STATED PROBLEM>
Scan the data beneath this task and copy each line that includes "одежды".

[Entries from a dataset]
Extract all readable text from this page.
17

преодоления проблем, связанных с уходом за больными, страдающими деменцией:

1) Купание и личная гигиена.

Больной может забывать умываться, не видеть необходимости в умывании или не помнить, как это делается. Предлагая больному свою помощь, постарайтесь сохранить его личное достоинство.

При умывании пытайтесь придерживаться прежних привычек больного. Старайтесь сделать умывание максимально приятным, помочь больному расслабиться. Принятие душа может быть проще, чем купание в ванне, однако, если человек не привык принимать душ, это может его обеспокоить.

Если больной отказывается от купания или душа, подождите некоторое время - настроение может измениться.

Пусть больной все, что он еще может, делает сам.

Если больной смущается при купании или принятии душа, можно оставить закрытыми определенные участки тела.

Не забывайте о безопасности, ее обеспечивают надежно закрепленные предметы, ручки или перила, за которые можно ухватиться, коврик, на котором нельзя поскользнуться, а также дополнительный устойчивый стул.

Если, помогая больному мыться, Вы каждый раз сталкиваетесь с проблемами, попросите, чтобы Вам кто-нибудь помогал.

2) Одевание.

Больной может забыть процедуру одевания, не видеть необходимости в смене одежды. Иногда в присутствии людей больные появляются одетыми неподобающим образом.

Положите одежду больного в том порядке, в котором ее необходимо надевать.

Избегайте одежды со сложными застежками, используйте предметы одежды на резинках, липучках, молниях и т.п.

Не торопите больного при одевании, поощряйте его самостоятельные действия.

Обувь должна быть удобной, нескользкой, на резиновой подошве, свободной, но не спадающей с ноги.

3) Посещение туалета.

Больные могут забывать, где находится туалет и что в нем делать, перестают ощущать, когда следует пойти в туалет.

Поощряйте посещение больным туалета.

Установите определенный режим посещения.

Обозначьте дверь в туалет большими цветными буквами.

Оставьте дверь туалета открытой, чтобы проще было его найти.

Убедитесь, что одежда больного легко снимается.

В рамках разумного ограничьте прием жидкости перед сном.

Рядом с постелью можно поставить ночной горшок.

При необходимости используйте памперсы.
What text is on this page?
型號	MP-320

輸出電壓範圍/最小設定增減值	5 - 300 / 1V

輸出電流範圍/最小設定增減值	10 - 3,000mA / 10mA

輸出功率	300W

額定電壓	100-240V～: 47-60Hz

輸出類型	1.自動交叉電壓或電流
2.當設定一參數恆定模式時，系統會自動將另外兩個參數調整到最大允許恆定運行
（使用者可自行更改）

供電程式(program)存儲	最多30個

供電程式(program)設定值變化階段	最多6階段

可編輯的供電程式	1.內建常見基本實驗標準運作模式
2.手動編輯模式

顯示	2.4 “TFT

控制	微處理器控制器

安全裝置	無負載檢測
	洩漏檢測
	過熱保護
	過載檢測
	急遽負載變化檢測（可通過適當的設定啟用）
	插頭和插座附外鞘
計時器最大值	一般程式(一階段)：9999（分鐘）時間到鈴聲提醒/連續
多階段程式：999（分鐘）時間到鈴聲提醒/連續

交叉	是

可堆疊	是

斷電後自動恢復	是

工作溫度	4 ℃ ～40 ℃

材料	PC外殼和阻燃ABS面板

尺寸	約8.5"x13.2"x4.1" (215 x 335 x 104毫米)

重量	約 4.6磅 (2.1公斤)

COMPLETED TASK>
Больной может забыть процедуру одевания, не видеть необходимости в смене одежды. Иногда в присутствии людей больные появляются одетыми неподобающим образом.
Избегайте одежды со сложными застежками, используйте предметы одежды на резинках, липучках, молниях и т.п.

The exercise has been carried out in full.